* **STATED EXERCISE**: Using the listing below, select the lines with the word "this" and copy them.

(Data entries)
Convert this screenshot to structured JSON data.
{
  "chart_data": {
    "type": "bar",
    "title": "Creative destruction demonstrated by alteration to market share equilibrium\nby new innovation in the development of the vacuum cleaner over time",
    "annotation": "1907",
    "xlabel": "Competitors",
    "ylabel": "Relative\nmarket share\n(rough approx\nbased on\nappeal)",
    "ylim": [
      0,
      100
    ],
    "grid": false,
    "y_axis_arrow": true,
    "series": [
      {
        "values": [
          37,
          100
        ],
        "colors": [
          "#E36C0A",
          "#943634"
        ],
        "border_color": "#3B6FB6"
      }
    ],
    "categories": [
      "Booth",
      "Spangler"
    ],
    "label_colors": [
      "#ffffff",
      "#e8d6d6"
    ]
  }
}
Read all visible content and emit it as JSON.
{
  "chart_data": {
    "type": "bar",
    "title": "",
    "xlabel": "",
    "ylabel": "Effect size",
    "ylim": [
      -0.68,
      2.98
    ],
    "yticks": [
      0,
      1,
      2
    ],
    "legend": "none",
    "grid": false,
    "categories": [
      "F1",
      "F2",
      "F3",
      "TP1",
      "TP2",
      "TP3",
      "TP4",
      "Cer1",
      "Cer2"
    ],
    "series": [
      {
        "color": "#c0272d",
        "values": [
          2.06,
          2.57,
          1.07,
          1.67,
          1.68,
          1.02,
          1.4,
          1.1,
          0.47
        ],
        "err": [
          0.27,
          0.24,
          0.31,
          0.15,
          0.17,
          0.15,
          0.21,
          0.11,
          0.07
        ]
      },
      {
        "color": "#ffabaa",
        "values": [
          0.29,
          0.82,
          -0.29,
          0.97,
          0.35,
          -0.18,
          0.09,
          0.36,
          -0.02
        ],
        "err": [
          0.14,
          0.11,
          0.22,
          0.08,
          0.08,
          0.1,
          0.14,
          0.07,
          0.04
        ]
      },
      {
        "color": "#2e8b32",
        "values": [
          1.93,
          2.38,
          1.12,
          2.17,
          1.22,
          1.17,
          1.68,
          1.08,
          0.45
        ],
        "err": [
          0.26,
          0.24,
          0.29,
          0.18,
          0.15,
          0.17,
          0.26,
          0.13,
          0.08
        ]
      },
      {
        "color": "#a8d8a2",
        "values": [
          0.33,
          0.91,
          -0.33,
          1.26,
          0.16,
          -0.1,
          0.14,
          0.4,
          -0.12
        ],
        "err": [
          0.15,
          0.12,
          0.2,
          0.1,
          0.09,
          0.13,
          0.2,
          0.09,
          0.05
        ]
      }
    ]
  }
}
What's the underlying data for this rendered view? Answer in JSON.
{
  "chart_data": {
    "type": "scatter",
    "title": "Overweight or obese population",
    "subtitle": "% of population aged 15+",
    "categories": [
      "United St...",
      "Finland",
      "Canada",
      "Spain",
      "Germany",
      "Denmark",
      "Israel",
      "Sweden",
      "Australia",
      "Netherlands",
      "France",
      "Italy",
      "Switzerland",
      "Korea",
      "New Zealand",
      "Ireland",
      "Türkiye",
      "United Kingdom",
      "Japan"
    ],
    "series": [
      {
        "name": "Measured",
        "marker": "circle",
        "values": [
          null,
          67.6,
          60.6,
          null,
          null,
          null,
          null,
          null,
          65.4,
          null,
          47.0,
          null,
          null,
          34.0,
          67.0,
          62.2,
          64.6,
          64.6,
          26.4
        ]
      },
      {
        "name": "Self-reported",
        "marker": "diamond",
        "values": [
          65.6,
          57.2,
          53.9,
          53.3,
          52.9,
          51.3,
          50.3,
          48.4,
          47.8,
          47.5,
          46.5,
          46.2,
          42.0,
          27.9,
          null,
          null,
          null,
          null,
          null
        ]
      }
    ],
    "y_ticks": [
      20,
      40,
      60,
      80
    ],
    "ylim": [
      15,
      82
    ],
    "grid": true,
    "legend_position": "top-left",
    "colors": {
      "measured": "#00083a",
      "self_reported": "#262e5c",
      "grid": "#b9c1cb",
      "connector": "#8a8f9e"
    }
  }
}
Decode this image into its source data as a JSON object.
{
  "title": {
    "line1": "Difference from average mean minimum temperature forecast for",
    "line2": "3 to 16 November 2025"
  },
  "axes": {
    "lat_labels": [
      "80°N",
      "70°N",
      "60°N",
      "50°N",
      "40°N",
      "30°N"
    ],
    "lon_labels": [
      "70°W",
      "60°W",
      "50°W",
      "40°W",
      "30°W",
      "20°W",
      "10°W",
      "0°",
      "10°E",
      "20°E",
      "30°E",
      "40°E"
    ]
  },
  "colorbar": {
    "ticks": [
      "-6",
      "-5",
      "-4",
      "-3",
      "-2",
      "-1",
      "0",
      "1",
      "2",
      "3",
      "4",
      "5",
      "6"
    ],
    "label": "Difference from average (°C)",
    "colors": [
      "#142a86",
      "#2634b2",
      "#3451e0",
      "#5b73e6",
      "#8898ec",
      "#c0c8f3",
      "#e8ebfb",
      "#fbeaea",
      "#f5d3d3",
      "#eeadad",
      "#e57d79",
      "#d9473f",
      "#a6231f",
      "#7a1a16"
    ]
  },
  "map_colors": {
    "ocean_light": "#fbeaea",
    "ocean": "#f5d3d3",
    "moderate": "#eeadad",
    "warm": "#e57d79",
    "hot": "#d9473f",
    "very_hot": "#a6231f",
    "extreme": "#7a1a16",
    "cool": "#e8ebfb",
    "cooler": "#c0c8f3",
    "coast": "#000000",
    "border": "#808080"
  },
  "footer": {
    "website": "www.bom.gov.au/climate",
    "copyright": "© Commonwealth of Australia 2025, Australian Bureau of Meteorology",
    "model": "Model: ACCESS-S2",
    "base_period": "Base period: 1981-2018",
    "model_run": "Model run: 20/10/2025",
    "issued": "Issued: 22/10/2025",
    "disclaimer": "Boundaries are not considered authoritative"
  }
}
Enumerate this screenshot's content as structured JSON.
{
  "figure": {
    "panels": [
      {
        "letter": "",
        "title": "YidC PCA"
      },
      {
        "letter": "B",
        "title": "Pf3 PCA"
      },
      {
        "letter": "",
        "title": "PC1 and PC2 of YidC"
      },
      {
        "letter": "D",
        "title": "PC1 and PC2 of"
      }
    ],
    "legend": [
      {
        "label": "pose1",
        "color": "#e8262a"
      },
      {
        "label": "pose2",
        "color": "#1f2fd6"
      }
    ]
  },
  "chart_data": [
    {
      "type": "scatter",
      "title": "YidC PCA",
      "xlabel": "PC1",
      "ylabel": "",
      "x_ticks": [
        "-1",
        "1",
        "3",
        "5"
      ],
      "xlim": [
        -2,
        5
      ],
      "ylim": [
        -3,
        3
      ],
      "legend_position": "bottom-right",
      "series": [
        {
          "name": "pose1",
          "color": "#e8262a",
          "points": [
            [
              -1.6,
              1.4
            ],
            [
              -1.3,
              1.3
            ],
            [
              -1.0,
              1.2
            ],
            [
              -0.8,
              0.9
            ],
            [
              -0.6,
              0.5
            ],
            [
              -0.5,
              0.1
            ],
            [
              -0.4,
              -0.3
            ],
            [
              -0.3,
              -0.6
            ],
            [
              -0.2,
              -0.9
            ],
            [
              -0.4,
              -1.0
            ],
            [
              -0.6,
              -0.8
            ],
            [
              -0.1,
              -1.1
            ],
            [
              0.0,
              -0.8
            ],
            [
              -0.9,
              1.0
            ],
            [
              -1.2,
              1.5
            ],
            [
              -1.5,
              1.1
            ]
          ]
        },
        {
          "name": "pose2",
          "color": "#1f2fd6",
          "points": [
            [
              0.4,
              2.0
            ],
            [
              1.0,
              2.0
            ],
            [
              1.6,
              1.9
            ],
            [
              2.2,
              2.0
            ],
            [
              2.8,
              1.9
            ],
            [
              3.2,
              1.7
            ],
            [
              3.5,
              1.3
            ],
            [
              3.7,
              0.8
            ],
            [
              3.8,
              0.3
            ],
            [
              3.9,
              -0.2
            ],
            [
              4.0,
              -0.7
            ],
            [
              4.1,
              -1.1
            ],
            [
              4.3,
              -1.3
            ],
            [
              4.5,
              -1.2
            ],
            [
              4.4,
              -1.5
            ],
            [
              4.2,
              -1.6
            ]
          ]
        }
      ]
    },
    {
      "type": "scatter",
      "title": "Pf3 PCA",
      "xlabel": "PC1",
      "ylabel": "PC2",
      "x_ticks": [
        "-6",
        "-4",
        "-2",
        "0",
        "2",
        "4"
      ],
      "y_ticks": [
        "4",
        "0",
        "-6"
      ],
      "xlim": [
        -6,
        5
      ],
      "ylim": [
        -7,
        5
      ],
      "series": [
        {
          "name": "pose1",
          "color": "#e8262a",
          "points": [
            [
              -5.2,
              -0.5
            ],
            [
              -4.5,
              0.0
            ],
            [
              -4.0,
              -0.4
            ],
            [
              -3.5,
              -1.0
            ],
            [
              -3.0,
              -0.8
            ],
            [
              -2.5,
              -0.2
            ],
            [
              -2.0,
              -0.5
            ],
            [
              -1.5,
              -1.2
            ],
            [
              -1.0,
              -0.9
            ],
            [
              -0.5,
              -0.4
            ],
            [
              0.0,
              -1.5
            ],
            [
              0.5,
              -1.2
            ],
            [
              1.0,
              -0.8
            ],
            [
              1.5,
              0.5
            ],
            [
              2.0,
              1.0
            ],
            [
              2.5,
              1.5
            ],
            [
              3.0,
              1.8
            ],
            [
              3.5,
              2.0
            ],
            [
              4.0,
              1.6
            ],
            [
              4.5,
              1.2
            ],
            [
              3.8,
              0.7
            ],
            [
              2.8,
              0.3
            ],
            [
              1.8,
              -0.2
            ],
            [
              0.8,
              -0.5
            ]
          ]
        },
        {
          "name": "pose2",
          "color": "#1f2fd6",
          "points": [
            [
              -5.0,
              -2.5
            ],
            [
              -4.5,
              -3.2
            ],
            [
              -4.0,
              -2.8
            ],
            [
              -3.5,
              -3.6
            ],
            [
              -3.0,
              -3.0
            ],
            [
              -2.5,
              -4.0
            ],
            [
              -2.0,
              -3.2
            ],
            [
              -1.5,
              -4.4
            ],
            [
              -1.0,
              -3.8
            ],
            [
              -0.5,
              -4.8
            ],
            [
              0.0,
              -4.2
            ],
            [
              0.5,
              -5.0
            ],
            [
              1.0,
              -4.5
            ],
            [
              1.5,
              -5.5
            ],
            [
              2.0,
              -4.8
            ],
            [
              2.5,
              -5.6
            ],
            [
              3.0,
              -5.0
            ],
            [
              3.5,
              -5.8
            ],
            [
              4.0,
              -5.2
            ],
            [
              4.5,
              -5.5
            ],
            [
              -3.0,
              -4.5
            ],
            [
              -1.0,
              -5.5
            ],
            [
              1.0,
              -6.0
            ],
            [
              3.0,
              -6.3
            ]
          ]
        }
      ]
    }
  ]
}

* **COMPLETE ANSWER**:
Convert this screenshot to structured JSON data.
What's the underlying data for this rendered view? Answer in JSON.
Decode this image into its source data as a JSON object.
Enumerate this screenshot's content as structured JSON.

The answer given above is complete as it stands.